Your task is to copy the material exactly.

--- Begin Supplied records ---

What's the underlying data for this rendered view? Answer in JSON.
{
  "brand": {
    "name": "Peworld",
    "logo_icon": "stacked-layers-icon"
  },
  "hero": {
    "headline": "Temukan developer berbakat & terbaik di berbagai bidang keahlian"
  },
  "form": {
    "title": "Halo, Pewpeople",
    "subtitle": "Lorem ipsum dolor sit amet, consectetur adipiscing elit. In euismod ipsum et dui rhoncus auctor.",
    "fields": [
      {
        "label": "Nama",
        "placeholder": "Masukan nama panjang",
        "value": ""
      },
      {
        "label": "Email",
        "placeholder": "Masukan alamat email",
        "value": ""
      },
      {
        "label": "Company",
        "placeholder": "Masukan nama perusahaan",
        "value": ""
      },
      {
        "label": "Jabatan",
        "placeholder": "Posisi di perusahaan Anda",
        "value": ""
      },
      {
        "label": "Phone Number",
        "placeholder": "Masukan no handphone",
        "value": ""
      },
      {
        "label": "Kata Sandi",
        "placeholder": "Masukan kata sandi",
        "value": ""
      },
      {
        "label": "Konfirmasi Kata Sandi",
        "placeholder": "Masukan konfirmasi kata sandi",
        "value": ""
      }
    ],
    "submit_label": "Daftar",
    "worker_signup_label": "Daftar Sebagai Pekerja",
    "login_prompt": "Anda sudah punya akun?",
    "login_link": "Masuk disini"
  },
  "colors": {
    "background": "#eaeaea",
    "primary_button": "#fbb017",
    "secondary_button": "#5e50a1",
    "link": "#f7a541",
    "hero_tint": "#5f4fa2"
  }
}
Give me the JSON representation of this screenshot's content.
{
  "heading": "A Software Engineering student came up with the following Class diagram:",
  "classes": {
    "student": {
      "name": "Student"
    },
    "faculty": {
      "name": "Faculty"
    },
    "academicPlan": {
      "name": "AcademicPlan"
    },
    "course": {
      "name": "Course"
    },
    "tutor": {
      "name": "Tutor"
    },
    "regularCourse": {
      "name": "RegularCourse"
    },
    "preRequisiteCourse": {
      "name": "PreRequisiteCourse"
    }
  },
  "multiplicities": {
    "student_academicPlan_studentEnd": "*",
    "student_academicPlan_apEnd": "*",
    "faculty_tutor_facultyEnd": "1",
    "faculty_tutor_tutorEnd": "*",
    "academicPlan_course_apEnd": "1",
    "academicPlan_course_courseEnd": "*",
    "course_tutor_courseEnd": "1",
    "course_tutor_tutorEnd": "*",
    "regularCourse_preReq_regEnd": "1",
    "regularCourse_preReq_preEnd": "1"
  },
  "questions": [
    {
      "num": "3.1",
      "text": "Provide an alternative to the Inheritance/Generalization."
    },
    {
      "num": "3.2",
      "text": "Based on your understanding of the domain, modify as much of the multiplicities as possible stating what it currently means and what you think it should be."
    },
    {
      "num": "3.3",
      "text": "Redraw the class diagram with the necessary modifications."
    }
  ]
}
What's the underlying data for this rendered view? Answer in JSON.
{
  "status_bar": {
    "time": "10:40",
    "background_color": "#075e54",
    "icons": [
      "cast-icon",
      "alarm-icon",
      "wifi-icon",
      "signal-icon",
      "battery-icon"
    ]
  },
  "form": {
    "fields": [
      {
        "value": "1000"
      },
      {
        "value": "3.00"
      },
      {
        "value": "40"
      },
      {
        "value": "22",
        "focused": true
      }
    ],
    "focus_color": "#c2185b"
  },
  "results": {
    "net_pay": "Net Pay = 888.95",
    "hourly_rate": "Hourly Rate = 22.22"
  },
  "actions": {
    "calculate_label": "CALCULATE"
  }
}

--- End Supplied records ---

Result below:
What's the underlying data for this rendered view? Answer in JSON.
{
  "brand": {
    "name": "Peworld",
    "logo_icon": "stacked-layers-icon"
  },
  "hero": {
    "headline": "Temukan developer berbakat & terbaik di berbagai bidang keahlian"
  },
  "form": {
    "title": "Halo, Pewpeople",
    "subtitle": "Lorem ipsum dolor sit amet, consectetur adipiscing elit. In euismod ipsum et dui rhoncus auctor.",
    "fields": [
      {
        "label": "Nama",
        "placeholder": "Masukan nama panjang",
        "value": ""
      },
      {
        "label": "Email",
        "placeholder": "Masukan alamat email",
        "value": ""
      },
      {
        "label": "Company",
        "placeholder": "Masukan nama perusahaan",
        "value": ""
      },
      {
        "label": "Jabatan",
        "placeholder": "Posisi di perusahaan Anda",
        "value": ""
      },
      {
        "label": "Phone Number",
        "placeholder": "Masukan no handphone",
        "value": ""
      },
      {
        "label": "Kata Sandi",
        "placeholder": "Masukan kata sandi",
        "value": ""
      },
      {
        "label": "Konfirmasi Kata Sandi",
        "placeholder": "Masukan konfirmasi kata sandi",
        "value": ""
      }
    ],
    "submit_label": "Daftar",
    "worker_signup_label": "Daftar Sebagai Pekerja",
    "login_prompt": "Anda sudah punya akun?",
    "login_link": "Masuk disini"
  },
  "colors": {
    "background": "#eaeaea",
    "primary_button": "#fbb017",
    "secondary_button": "#5e50a1",
    "link": "#f7a541",
    "hero_tint": "#5f4fa2"
  }
}
Give me the JSON representation of this screenshot's content.
{
  "heading": "A Software Engineering student came up with the following Class diagram:",
  "classes": {
    "student": {
      "name": "Student"
    },
    "faculty": {
      "name": "Faculty"
    },
    "academicPlan": {
      "name": "AcademicPlan"
    },
    "course": {
      "name": "Course"
    },
    "tutor": {
      "name": "Tutor"
    },
    "regularCourse": {
      "name": "RegularCourse"
    },
    "preRequisiteCourse": {
      "name": "PreRequisiteCourse"
    }
  },
  "multiplicities": {
    "student_academicPlan_studentEnd": "*",
    "student_academicPlan_apEnd": "*",
    "faculty_tutor_facultyEnd": "1",
    "faculty_tutor_tutorEnd": "*",
    "academicPlan_course_apEnd": "1",
    "academicPlan_course_courseEnd": "*",
    "course_tutor_courseEnd": "1",
    "course_tutor_tutorEnd": "*",
    "regularCourse_preReq_regEnd": "1",
    "regularCourse_preReq_preEnd": "1"
  },
  "questions": [
    {
      "num": "3.1",
      "text": "Provide an alternative to the Inheritance/Generalization."
    },
    {
      "num": "3.2",
      "text": "Based on your understanding of the domain, modify as much of the multiplicities as possible stating what it currently means and what you think it should be."
    },
    {
      "num": "3.3",
      "text": "Redraw the class diagram with the necessary modifications."
    }
  ]
}
What's the underlying data for this rendered view? Answer in JSON.
{
  "status_bar": {
    "time": "10:40",
    "background_color": "#075e54",
    "icons": [
      "cast-icon",
      "alarm-icon",
      "wifi-icon",
      "signal-icon",
      "battery-icon"
    ]
  },
  "form": {
    "fields": [
      {
        "value": "1000"
      },
      {
        "value": "3.00"
      },
      {
        "value": "40"
      },
      {
        "value": "22",
        "focused": true
      }
    ],
    "focus_color": "#c2185b"
  },
  "results": {
    "net_pay": "Net Pay = 888.95",
    "hourly_rate": "Hourly Rate = 22.22"
  },
  "actions": {
    "calculate_label": "CALCULATE"
  }
}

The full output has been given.